[Stored items from a collection]
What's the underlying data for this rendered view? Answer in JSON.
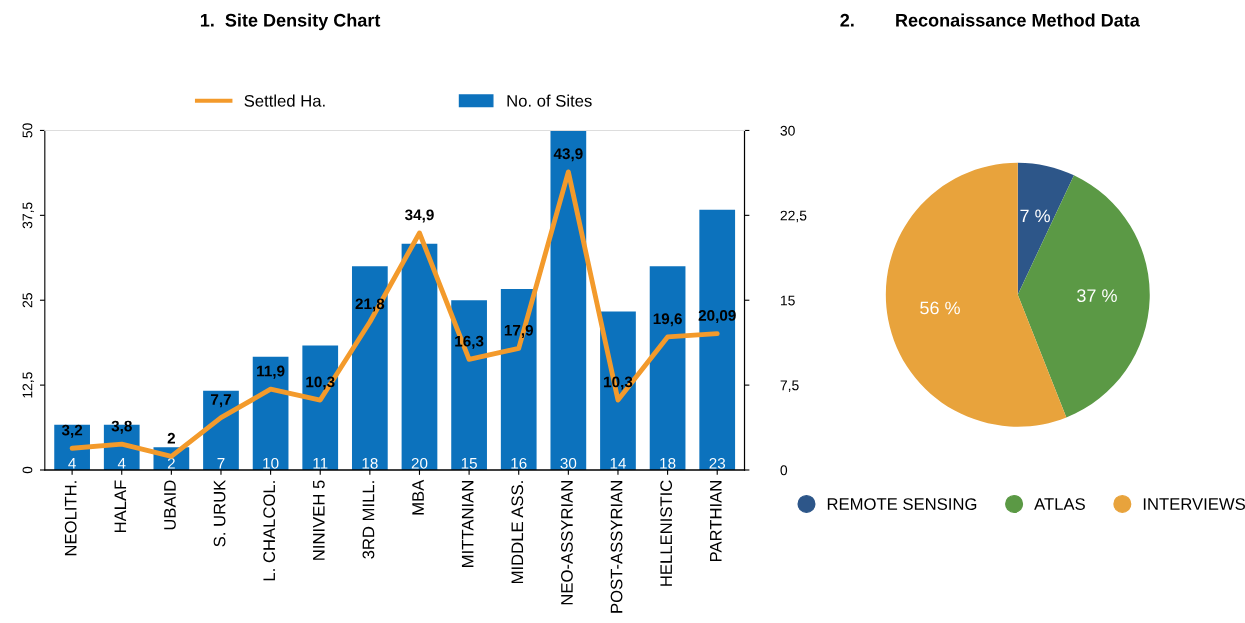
{
  "chart_data": [
    {
      "type": "bar",
      "title": "1.  Site Density Chart",
      "categories": [
        "NEOLITH.",
        "HALAF",
        "UBAID",
        "S. URUK",
        "L. CHALCOL.",
        "NINIVEH 5",
        "3RD MILL.",
        "MBA",
        "MITTANIAN",
        "MIDDLE ASS.",
        "NEO-ASSYRIAN",
        "POST-ASSYRIAN",
        "HELLENISTIC",
        "PARTHIAN"
      ],
      "series": [
        {
          "name": "Settled Ha.",
          "type": "line",
          "color": "#f39a2b",
          "values": [
            3.2,
            3.8,
            2,
            7.7,
            11.9,
            10.3,
            21.8,
            34.9,
            16.3,
            17.9,
            43.9,
            10.3,
            19.6,
            20.09
          ],
          "value_labels": [
            "3,2",
            "3,8",
            "2",
            "7,7",
            "11,9",
            "10,3",
            "21,8",
            "34,9",
            "16,3",
            "17,9",
            "43,9",
            "10,3",
            "19,6",
            "20,09"
          ]
        },
        {
          "name": "No. of Sites",
          "type": "bar",
          "axis": "y2",
          "color": "#0c72bd",
          "values": [
            4,
            4,
            2,
            7,
            10,
            11,
            18,
            20,
            15,
            16,
            30,
            14,
            18,
            23
          ],
          "value_labels": [
            "4",
            "4",
            "2",
            "7",
            "10",
            "11",
            "18",
            "20",
            "15",
            "16",
            "30",
            "14",
            "18",
            "23"
          ]
        }
      ],
      "ylim": [
        0,
        50
      ],
      "yticks": [
        0,
        {
          "value": 12.5,
          "label": "12,5"
        },
        25,
        {
          "value": 37.5,
          "label": "37,5"
        },
        50
      ],
      "y2lim": [
        0,
        30
      ],
      "y2ticks": [
        0,
        {
          "value": 7.5,
          "label": "7,5"
        },
        15,
        {
          "value": 22.5,
          "label": "22,5"
        },
        30
      ],
      "legend": "top",
      "grid": false
    },
    {
      "type": "pie",
      "title": "2.        Reconaissance Method Data",
      "categories": [
        "REMOTE SENSING",
        "ATLAS",
        "INTERVIEWS"
      ],
      "values": [
        7,
        37,
        56
      ],
      "colors": [
        "#2d5689",
        "#5b9945",
        "#e8a33c"
      ],
      "value_labels": [
        "7 %",
        "37 %",
        "56 %"
      ],
      "legend": "bottom"
    }
  ]
}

■ **Aim of the exercise**
Transcribe the material exactly, leaving every picture out.

■ **Task output**
What's the underlying data for this rendered view? Answer in JSON.
{
  "chart_data": [
    {
      "type": "bar",
      "title": "1.  Site Density Chart",
      "categories": [
        "NEOLITH.",
        "HALAF",
        "UBAID",
        "S. URUK",
        "L. CHALCOL.",
        "NINIVEH 5",
        "3RD MILL.",
        "MBA",
        "MITTANIAN",
        "MIDDLE ASS.",
        "NEO-ASSYRIAN",
        "POST-ASSYRIAN",
        "HELLENISTIC",
        "PARTHIAN"
      ],
      "series": [
        {
          "name": "Settled Ha.",
          "type": "line",
          "color": "#f39a2b",
          "values": [
            3.2,
            3.8,
            2,
            7.7,
            11.9,
            10.3,
            21.8,
            34.9,
            16.3,
            17.9,
            43.9,
            10.3,
            19.6,
            20.09
          ],
          "value_labels": [
            "3,2",
            "3,8",
            "2",
            "7,7",
            "11,9",
            "10,3",
            "21,8",
            "34,9",
            "16,3",
            "17,9",
            "43,9",
            "10,3",
            "19,6",
            "20,09"
          ]
        },
        {
          "name": "No. of Sites",
          "type": "bar",
          "axis": "y2",
          "color": "#0c72bd",
          "values": [
            4,
            4,
            2,
            7,
            10,
            11,
            18,
            20,
            15,
            16,
            30,
            14,
            18,
            23
          ],
          "value_labels": [
            "4",
            "4",
            "2",
            "7",
            "10",
            "11",
            "18",
            "20",
            "15",
            "16",
            "30",
            "14",
            "18",
            "23"
          ]
        }
      ],
      "ylim": [
        0,
        50
      ],
      "yticks": [
        0,
        {
          "value": 12.5,
          "label": "12,5"
        },
        25,
        {
          "value": 37.5,
          "label": "37,5"
        },
        50
      ],
      "y2lim": [
        0,
        30
      ],
      "y2ticks": [
        0,
        {
          "value": 7.5,
          "label": "7,5"
        },
        15,
        {
          "value": 22.5,
          "label": "22,5"
        },
        30
      ],
      "legend": "top",
      "grid": false
    },
    {
      "type": "pie",
      "title": "2.        Reconaissance Method Data",
      "categories": [
        "REMOTE SENSING",
        "ATLAS",
        "INTERVIEWS"
      ],
      "values": [
        7,
        37,
        56
      ],
      "colors": [
        "#2d5689",
        "#5b9945",
        "#e8a33c"
      ],
      "value_labels": [
        "7 %",
        "37 %",
        "56 %"
      ],
      "legend": "bottom"
    }
  ]
}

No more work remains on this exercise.